**Exercise description**
Which lines below hold the word "dingen"? Report each one.

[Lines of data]
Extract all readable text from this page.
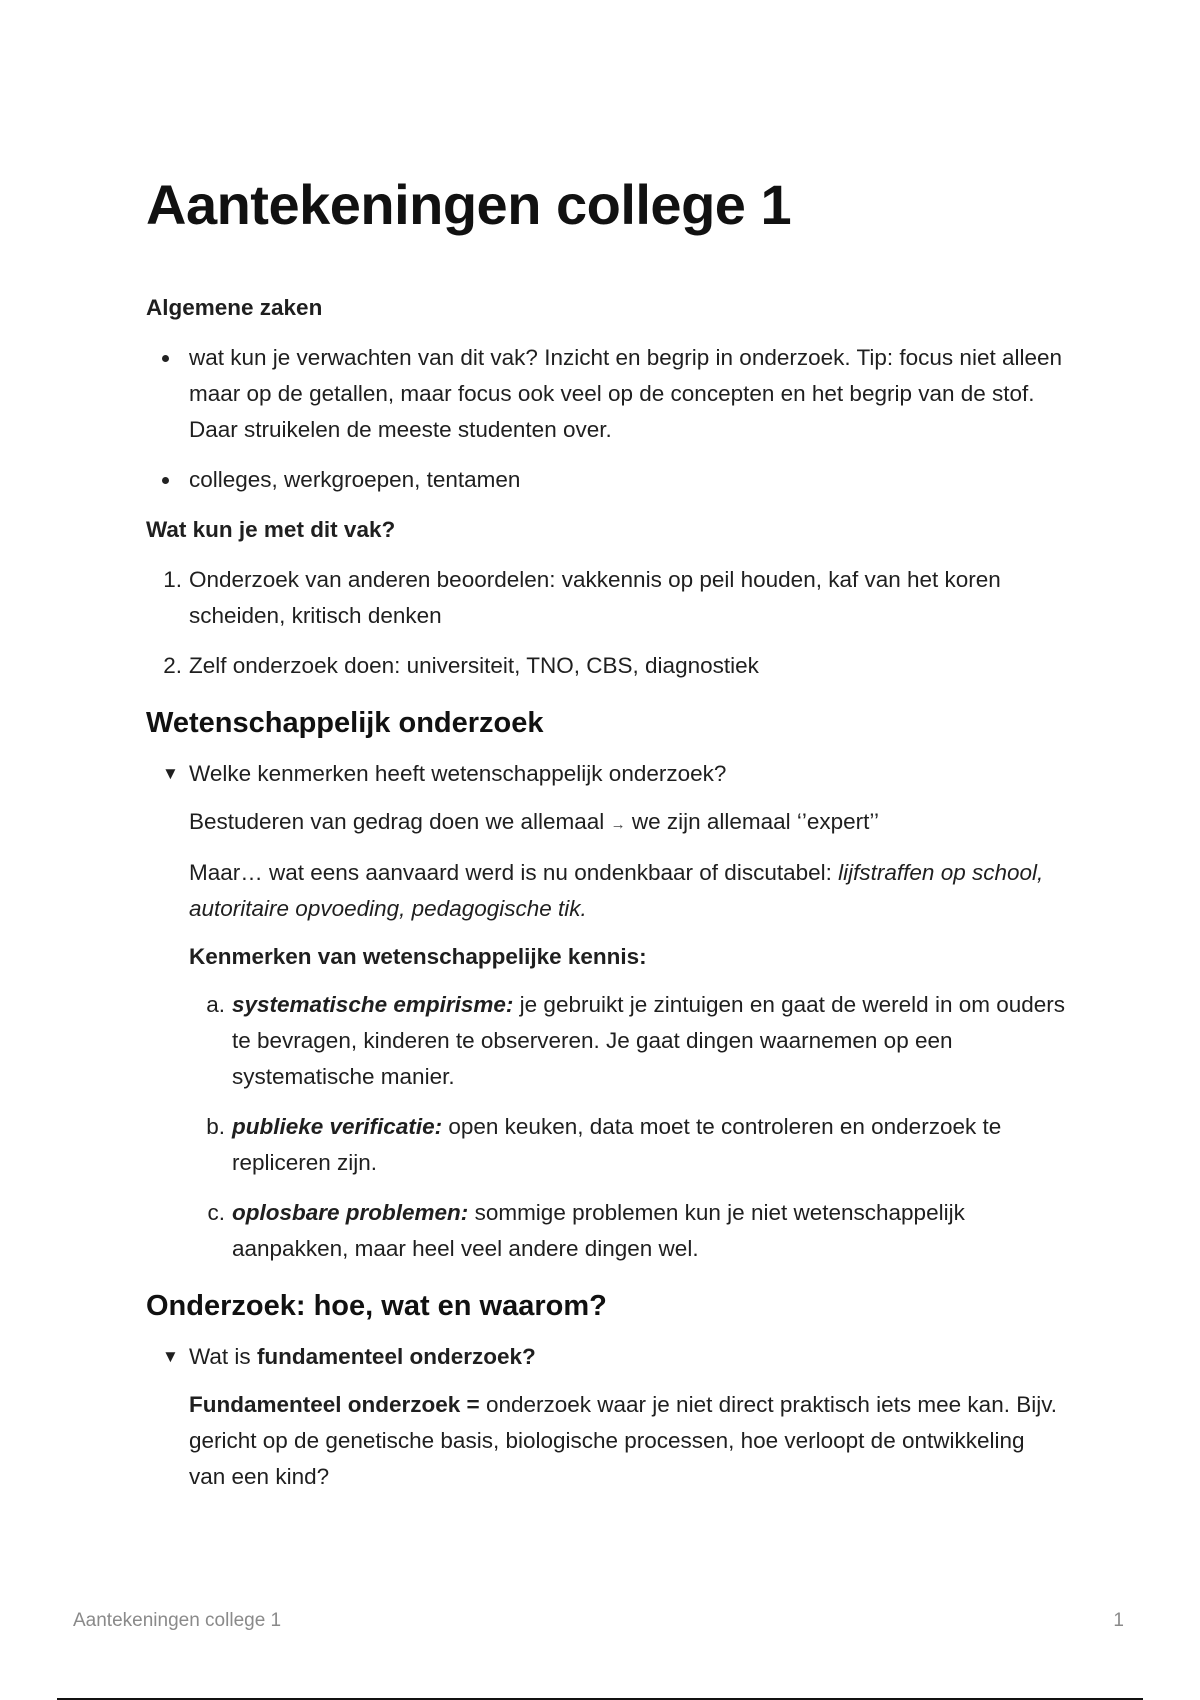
Aantekeningen college 1
Algemene zaken
wat kun je verwachten van dit vak? Inzicht en begrip in onderzoek. Tip: focus niet alleen maar op de getallen, maar focus ook veel op de concepten en het begrip van de stof. Daar struikelen de meeste studenten over.
colleges, werkgroepen, tentamen
Wat kun je met dit vak?
1. Onderzoek van anderen beoordelen: vakkennis op peil houden, kaf van het koren scheiden, kritisch denken
2. Zelf onderzoek doen: universiteit, TNO, CBS, diagnostiek
Wetenschappelijk onderzoek
▼ Welke kenmerken heeft wetenschappelijk onderzoek?

Bestuderen van gedrag doen we allemaal → we zijn allemaal ‘’expert’’

Maar… wat eens aanvaard werd is nu ondenkbaar of discutabel: lijfstraffen op school, autoritaire opvoeding, pedagogische tik.

Kenmerken van wetenschappelijke kennis:

a. systematische empirisme: je gebruikt je zintuigen en gaat de wereld in om ouders te bevragen, kinderen te observeren. Je gaat dingen waarnemen op een systematische manier.
b. publieke verificatie: open keuken, data moet te controleren en onderzoek te repliceren zijn.
c. oplosbare problemen: sommige problemen kun je niet wetenschappelijk aanpakken, maar heel veel andere dingen wel.
Onderzoek: hoe, wat en waarom?
▼ Wat is fundamenteel onderzoek?

Fundamenteel onderzoek = onderzoek waar je niet direct praktisch iets mee kan. Bijv. gericht op de genetische basis, biologische processen, hoe verloopt de ontwikkeling van een kind?

Aantekeningen college 1	1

**Solution for this task**
a. systematische empirisme: je gebruikt je zintuigen en gaat de wereld in om ouders te bevragen, kinderen te observeren. Je gaat dingen waarnemen op een systematische manier.
c. oplosbare problemen: sommige problemen kun je niet wetenschappelijk aanpakken, maar heel veel andere dingen wel.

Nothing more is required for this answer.